Given problem:
Only the number is wanted: how many lines contain the word "that"?

Dataset entries
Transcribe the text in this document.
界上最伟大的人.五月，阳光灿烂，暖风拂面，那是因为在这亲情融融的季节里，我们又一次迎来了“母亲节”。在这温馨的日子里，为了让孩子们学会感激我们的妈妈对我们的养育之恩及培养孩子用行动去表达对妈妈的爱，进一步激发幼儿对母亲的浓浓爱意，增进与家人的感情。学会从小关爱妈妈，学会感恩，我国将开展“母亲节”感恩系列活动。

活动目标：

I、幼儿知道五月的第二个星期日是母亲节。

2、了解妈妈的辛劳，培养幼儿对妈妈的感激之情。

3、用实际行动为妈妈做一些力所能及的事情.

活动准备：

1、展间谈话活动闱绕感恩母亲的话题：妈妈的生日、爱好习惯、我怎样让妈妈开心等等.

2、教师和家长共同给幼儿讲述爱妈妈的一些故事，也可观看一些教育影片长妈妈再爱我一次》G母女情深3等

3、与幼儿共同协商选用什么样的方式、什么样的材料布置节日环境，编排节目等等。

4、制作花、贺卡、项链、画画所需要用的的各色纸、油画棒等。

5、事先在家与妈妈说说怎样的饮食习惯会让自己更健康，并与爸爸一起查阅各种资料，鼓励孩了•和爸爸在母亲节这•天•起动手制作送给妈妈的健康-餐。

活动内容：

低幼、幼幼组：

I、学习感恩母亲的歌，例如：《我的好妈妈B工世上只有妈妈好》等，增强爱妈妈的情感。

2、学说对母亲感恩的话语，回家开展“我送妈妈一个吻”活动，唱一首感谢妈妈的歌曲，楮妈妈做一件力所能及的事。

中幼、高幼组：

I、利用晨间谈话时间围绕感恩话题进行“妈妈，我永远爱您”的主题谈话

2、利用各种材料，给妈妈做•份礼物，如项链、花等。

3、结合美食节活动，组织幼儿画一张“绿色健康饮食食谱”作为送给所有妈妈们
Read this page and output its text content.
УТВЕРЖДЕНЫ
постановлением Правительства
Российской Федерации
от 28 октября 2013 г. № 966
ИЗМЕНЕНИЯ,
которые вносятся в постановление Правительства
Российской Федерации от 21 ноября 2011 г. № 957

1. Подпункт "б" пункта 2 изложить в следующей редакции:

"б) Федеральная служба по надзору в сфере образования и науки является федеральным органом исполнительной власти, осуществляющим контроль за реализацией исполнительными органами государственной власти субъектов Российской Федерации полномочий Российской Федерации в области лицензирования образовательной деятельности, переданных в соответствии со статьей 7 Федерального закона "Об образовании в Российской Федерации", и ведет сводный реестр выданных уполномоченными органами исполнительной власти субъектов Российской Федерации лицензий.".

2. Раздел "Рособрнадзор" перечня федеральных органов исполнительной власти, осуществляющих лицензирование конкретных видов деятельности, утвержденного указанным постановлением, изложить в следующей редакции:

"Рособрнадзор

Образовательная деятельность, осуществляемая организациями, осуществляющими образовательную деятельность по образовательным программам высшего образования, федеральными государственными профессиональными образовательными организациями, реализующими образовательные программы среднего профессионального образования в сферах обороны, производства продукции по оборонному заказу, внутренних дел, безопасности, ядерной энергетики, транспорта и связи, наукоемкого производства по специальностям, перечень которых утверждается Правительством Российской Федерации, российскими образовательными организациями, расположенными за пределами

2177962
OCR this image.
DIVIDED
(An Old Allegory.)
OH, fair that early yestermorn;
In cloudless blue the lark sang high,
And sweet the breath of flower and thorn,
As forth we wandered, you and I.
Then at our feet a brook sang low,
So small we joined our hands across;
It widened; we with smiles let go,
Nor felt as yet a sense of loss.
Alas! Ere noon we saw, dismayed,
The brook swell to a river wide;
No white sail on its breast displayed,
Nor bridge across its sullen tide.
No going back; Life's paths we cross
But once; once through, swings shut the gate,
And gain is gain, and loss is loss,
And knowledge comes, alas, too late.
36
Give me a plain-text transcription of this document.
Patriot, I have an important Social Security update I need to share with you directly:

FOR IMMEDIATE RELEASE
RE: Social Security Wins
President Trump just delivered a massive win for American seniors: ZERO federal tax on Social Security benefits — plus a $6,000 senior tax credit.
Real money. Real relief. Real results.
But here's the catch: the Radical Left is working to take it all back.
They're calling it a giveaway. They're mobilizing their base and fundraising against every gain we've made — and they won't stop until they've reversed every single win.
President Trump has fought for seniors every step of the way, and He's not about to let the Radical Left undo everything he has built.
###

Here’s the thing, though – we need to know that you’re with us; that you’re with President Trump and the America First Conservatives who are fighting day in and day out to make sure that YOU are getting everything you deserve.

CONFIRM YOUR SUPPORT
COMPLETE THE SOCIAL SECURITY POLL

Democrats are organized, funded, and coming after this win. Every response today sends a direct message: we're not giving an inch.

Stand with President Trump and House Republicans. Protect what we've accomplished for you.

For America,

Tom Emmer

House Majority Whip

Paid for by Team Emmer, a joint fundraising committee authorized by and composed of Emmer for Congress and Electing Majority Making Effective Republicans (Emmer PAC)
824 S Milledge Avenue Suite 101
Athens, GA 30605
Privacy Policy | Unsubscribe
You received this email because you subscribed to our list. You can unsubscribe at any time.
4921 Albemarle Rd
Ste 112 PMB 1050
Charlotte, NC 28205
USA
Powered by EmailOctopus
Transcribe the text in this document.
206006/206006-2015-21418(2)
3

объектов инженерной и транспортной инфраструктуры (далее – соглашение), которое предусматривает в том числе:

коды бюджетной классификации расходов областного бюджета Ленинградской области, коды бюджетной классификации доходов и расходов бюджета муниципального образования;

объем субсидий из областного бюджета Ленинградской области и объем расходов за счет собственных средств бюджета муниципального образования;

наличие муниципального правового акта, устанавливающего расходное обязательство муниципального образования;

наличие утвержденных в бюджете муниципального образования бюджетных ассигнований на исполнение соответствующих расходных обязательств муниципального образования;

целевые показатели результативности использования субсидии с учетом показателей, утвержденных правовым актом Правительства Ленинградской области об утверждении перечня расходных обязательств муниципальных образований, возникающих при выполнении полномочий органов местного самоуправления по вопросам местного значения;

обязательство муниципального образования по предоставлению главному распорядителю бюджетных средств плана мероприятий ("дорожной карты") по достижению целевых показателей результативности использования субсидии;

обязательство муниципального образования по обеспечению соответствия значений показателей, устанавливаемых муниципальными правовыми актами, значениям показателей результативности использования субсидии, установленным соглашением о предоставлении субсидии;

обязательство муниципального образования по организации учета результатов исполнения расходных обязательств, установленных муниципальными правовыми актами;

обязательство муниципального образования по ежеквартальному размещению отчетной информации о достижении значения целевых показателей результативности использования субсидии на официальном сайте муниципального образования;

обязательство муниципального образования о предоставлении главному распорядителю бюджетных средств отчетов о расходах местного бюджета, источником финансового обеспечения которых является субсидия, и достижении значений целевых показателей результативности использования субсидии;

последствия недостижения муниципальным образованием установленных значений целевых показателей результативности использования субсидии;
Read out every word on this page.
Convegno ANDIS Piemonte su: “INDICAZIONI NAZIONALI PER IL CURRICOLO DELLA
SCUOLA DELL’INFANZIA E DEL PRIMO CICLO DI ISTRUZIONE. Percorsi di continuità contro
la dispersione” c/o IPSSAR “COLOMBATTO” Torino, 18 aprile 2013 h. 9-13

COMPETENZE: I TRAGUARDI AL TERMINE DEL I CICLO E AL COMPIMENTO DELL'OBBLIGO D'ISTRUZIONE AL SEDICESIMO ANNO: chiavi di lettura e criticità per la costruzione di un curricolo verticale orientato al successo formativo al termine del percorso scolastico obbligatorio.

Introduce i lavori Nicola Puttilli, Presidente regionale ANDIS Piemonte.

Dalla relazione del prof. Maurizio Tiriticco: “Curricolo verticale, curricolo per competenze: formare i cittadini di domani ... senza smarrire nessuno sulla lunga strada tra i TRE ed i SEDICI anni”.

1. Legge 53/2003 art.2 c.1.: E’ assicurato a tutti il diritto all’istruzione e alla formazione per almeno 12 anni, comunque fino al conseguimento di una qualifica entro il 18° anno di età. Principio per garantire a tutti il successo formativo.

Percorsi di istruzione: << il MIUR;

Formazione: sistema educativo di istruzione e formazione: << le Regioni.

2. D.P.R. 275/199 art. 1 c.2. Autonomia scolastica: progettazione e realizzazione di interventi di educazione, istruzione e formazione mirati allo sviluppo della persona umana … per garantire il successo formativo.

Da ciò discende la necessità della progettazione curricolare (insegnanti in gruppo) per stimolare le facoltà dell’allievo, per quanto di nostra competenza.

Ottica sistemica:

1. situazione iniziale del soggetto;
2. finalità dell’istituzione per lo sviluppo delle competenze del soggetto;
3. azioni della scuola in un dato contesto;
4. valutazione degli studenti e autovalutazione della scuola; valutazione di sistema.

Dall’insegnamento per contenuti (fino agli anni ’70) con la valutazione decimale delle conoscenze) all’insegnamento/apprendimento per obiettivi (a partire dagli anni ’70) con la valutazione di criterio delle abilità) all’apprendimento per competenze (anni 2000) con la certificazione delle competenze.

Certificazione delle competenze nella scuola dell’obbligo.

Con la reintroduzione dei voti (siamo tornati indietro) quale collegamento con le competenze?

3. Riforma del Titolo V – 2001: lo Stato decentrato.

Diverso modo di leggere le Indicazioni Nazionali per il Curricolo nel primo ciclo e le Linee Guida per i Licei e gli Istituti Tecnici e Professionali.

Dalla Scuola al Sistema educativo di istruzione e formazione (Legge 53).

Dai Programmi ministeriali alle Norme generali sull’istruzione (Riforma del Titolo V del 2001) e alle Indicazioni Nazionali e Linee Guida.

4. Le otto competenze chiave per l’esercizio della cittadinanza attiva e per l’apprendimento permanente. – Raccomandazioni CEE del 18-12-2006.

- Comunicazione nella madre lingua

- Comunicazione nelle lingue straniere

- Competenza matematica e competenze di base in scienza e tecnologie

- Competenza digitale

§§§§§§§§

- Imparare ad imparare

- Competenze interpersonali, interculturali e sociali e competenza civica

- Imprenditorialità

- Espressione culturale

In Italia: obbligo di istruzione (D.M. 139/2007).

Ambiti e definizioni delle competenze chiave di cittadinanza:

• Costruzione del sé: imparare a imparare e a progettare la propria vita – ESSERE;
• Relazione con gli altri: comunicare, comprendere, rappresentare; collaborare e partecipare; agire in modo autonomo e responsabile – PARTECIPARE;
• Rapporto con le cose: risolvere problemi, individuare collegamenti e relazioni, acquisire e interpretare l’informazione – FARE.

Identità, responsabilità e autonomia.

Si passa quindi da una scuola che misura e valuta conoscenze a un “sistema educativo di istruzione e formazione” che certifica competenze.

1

Answer for this exercise:
2